» **SELECTED EXTRACT**:
··········

• Source: Legislature II of Italy
    • The Legislature II of Italy (Italian: II Legislatura della Repubblica Italiana) was the 2nd legislature of the Italian Republic, and lasted from 25 June 1953 until 11 June 1958. Its composition was the one resulting from the general election of 7 June 1953.


      Main chronology


      The election was characterized by changes in the electoral law. Even if the general structure remained uncorrupted, the government introduced a superbonus of two thirds of seats in the Chamber of Deputies for the coalition which would obtain at-large the absolute majority of votes. The change was hugely opposed by the opposition parties as well as the smaller DC coalition partners, which had no realistic chances of success. The new law was called Scam Law by its detractors, including some dissidents of minor government parties who founded special opposition groups to deny the artificial landslide to the DC.
      The complaint campaign of the oppositions against the Scam Law reached its goal. The Centrist coalition (DC, PSDI, PLI, PRI) won 49.9% of the national vote, coming just a few thousand votes short of the threshold for a two-thirds majority. Instead, the election resulted in an ordinary proportional distribution of the seats. Minor dissident parties resulted determinant for the final result, especially the short-lived National Democratic Alliance (ADN). Technically, the government won the election, with a clear working majority of seats in both houses. But frustration at the failure to garner the expected supermajority caused big problems for the leading coalition. De Gasperi was forced to resign and the legislature continued with many weak governments, with minor parties refusing institutional responsibilities. Because of the extreme governmental instability and the consequent absence of considerable reforms proposed by the government, the legislature was later defined by some historians "the lost legislature".

··········

» **RECORDS SHOWN**:
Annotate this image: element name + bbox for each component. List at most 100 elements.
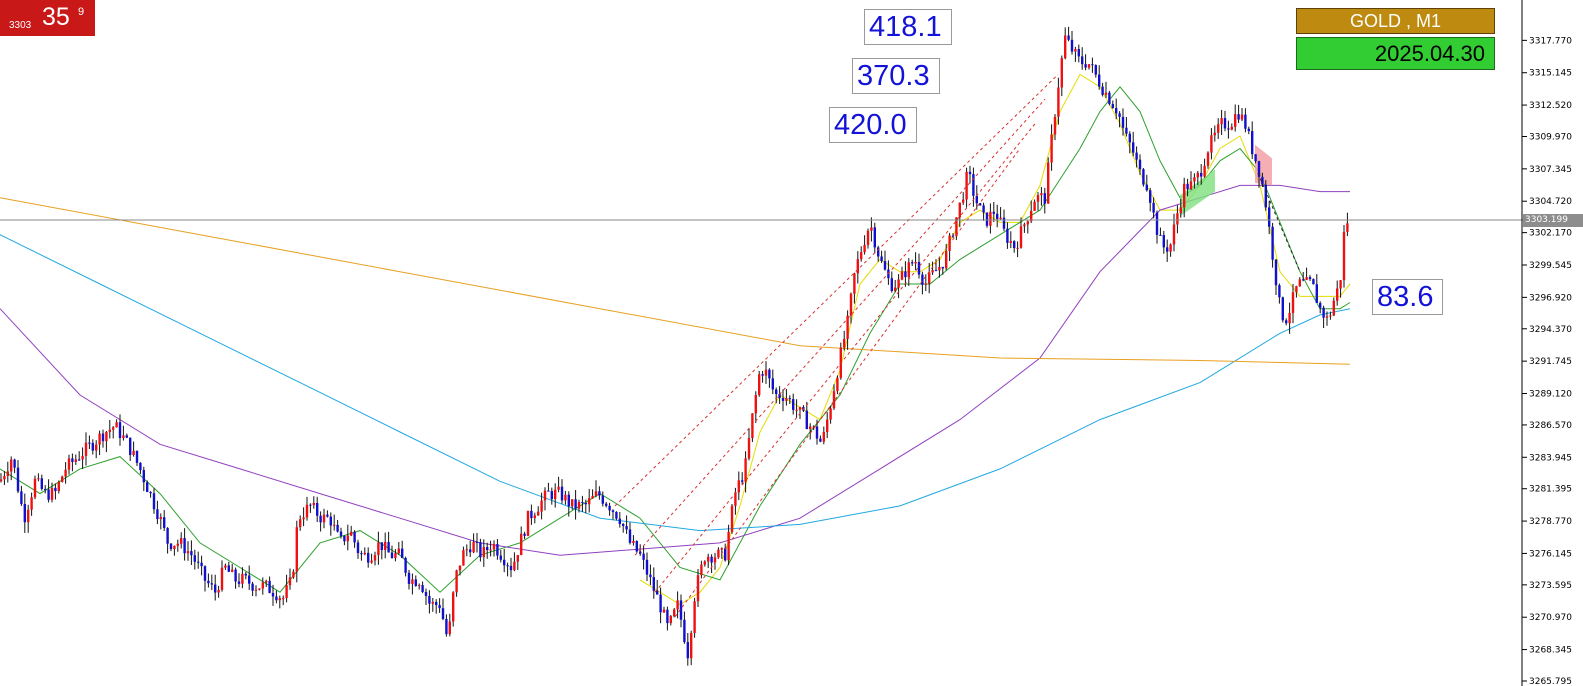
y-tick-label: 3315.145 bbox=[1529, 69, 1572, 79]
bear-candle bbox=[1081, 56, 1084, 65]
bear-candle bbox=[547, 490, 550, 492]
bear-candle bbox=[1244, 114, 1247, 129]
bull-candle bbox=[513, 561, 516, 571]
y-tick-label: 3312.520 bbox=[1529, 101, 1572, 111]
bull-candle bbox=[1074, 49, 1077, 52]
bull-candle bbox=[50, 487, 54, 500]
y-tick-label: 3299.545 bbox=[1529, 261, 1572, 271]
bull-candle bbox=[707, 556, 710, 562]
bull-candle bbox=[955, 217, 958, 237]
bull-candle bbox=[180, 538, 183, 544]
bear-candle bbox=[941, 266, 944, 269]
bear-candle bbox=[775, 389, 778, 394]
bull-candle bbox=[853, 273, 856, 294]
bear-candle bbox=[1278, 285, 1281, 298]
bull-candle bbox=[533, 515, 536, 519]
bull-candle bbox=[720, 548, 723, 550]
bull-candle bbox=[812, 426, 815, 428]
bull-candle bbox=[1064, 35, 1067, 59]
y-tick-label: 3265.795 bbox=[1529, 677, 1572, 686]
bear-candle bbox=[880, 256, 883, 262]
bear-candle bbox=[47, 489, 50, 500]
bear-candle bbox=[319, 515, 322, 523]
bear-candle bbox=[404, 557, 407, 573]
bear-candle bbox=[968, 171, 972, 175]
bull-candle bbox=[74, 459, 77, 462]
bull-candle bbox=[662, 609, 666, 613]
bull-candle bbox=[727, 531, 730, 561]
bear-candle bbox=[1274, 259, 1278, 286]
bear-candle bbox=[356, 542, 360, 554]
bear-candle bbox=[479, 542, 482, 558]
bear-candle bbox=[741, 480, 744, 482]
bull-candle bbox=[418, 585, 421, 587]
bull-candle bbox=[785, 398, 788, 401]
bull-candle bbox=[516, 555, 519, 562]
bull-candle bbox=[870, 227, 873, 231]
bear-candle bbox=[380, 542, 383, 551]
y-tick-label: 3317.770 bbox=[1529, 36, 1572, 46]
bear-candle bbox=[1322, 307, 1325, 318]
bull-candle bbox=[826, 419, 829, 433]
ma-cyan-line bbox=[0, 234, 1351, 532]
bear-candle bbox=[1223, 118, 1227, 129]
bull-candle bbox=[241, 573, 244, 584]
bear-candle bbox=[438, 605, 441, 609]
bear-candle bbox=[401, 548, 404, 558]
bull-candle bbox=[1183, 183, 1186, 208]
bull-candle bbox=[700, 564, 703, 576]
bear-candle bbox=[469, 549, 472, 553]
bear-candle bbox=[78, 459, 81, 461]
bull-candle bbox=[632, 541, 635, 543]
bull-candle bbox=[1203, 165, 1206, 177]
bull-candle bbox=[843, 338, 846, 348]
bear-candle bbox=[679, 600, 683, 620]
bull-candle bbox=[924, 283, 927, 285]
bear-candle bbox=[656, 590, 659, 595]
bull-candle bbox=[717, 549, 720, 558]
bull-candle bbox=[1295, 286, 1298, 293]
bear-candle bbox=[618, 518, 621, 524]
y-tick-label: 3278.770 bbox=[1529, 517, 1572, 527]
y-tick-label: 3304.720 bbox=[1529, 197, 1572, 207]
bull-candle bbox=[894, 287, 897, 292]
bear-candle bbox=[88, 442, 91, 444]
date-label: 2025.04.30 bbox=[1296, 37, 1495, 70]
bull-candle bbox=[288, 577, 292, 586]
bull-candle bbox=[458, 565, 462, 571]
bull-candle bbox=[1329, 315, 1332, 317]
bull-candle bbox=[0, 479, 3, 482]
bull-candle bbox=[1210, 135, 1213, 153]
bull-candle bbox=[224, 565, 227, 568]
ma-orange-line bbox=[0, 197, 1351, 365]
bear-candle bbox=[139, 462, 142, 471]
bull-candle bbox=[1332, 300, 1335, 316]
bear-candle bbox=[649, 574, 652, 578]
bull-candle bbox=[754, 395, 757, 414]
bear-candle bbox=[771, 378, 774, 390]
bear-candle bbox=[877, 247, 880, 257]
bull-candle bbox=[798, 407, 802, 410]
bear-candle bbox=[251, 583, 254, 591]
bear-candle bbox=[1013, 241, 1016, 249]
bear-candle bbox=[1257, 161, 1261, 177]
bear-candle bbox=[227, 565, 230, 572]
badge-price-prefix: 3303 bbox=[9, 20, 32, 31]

··········

» **PROBLEM TO WORK ON**:
Can you repeat, word for word, the part of the passage on Italy's second legislature between "Main chronology" and "landslide to the DC.", inclusive?

» **WRITTEN ANSWER**:
Main chronology


      The election was characterized by changes in the electoral law. Even if the general structure remained uncorrupted, the government introduced a superbonus of two thirds of seats in the Chamber of Deputies for the coalition which would obtain at-large the absolute majority of votes. The change was hugely opposed by the opposition parties as well as the smaller DC coalition partners, which had no realistic chances of success. The new law was called Scam Law by its detractors, including some dissidents of minor government parties who founded special opposition groups to deny the artificial landslide to the DC.